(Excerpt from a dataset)
(begin)
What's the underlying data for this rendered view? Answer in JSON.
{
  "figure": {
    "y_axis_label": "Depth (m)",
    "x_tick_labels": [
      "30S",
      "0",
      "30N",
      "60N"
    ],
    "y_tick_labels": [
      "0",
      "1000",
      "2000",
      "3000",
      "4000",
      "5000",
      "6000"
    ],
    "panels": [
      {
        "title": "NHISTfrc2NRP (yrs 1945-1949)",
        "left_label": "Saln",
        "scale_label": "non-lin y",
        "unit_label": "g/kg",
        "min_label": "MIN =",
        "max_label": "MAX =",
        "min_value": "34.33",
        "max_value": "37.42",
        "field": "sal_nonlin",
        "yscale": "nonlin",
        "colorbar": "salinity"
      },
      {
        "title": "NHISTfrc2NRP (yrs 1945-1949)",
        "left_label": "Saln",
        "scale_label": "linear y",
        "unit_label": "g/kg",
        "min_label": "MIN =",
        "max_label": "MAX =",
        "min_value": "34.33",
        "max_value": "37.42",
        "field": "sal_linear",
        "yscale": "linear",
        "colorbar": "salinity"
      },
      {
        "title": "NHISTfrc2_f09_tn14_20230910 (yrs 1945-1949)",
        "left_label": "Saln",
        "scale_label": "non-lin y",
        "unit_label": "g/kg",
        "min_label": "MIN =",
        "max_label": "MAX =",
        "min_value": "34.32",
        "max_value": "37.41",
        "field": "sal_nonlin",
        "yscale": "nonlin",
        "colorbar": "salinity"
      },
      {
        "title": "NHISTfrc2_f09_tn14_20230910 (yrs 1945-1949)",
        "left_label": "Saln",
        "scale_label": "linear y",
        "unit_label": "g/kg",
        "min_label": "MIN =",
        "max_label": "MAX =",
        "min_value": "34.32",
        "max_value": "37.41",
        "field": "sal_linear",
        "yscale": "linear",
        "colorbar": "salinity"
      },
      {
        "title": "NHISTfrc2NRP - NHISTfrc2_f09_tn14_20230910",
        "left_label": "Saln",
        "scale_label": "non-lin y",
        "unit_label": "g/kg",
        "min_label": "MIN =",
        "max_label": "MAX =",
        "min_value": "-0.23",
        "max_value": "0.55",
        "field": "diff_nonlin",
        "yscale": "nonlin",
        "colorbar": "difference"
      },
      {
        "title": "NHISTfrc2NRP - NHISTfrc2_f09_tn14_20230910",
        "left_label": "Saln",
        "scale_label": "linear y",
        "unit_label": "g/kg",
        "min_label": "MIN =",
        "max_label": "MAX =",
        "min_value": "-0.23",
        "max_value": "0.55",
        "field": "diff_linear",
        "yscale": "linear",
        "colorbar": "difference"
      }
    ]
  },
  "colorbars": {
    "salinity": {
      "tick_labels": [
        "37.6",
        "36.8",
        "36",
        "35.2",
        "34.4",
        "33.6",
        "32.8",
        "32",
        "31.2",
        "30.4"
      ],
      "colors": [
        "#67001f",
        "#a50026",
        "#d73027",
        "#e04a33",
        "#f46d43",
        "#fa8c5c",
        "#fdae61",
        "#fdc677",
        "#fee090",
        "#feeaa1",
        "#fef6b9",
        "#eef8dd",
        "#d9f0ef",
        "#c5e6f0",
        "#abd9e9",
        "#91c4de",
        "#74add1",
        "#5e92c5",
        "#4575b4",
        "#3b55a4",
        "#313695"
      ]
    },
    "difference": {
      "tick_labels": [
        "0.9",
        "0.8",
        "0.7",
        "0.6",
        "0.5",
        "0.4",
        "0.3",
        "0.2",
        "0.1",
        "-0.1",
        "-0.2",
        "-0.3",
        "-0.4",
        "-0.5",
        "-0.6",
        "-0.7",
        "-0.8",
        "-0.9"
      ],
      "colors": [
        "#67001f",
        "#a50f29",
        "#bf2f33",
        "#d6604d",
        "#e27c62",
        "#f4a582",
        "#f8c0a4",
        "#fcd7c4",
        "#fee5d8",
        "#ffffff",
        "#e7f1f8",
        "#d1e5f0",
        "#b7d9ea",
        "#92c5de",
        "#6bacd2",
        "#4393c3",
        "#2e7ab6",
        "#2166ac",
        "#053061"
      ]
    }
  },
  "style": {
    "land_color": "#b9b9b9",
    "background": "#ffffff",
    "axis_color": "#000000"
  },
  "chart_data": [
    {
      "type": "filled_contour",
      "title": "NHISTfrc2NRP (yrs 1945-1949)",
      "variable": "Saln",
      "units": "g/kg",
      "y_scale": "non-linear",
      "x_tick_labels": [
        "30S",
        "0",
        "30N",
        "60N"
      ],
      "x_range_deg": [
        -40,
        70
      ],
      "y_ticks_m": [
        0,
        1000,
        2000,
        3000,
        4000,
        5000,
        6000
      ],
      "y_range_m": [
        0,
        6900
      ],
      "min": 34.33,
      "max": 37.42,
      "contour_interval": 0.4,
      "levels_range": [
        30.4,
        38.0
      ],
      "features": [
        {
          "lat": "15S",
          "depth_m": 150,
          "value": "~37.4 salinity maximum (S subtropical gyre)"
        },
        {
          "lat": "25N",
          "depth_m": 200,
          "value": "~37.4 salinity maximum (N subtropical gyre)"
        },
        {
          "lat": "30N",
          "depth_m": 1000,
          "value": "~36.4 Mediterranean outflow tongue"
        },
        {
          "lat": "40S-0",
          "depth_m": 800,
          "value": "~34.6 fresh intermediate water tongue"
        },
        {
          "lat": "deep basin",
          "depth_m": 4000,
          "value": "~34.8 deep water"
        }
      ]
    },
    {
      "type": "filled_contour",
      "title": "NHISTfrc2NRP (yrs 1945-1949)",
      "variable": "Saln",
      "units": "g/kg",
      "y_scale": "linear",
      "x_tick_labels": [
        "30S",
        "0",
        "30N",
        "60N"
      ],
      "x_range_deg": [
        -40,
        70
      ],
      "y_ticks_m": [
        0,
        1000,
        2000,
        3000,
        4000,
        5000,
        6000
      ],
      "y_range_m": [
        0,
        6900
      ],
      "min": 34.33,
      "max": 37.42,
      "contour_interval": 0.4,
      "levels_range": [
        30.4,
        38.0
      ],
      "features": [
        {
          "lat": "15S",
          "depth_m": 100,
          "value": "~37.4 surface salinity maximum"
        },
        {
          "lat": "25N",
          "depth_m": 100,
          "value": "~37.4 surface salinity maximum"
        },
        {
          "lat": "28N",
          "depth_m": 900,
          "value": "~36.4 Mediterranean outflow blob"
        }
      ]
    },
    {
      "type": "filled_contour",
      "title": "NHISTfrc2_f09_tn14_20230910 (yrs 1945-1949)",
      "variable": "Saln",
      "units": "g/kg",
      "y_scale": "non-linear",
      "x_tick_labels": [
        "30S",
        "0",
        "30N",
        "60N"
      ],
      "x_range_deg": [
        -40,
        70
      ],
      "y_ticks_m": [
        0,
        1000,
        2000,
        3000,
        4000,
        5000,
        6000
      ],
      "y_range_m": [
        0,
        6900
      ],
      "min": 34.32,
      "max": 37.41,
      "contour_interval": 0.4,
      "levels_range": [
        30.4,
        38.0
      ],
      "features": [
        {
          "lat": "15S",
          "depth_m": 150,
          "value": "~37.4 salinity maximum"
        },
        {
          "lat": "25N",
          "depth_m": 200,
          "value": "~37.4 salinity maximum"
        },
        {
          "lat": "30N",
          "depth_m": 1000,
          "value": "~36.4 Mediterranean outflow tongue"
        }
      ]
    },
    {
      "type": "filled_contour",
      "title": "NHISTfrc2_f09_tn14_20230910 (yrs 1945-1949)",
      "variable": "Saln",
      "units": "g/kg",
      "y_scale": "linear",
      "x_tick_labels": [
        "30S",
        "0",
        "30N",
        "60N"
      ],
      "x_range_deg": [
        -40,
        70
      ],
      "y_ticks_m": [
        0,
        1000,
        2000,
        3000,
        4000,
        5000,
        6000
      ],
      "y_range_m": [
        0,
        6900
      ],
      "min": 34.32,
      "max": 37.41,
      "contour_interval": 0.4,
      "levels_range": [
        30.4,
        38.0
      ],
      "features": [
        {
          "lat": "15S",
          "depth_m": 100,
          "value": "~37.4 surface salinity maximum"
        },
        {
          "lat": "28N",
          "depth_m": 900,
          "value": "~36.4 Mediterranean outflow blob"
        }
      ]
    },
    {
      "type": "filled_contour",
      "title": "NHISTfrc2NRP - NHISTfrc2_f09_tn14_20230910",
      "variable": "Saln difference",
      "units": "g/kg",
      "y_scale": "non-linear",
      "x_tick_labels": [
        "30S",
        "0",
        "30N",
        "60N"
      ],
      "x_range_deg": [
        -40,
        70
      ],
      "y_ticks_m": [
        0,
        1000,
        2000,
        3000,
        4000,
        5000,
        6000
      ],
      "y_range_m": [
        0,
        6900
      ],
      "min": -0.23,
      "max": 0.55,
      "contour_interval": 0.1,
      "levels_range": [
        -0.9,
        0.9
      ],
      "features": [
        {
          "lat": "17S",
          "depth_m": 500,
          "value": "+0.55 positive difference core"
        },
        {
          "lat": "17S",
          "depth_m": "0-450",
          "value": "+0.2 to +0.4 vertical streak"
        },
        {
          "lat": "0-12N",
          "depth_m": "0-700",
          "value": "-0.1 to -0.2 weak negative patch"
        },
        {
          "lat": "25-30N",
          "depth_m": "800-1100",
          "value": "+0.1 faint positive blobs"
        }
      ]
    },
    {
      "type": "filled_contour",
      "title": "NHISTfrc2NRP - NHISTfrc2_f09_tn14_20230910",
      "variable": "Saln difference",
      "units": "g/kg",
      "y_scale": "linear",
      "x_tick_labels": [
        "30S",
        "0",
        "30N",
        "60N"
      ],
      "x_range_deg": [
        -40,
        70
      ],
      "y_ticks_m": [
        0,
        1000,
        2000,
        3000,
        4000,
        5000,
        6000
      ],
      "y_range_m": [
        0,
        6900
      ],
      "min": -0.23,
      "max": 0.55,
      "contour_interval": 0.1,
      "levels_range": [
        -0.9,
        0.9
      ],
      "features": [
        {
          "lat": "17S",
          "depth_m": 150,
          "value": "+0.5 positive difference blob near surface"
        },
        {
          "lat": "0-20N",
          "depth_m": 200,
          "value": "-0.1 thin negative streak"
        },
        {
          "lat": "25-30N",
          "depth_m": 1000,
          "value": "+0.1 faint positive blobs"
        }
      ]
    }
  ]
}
(end)
- [Instructions for the task]
Look through the entries above and report the number of lines that contain "subtropical". Write only the number.

- [Result]
2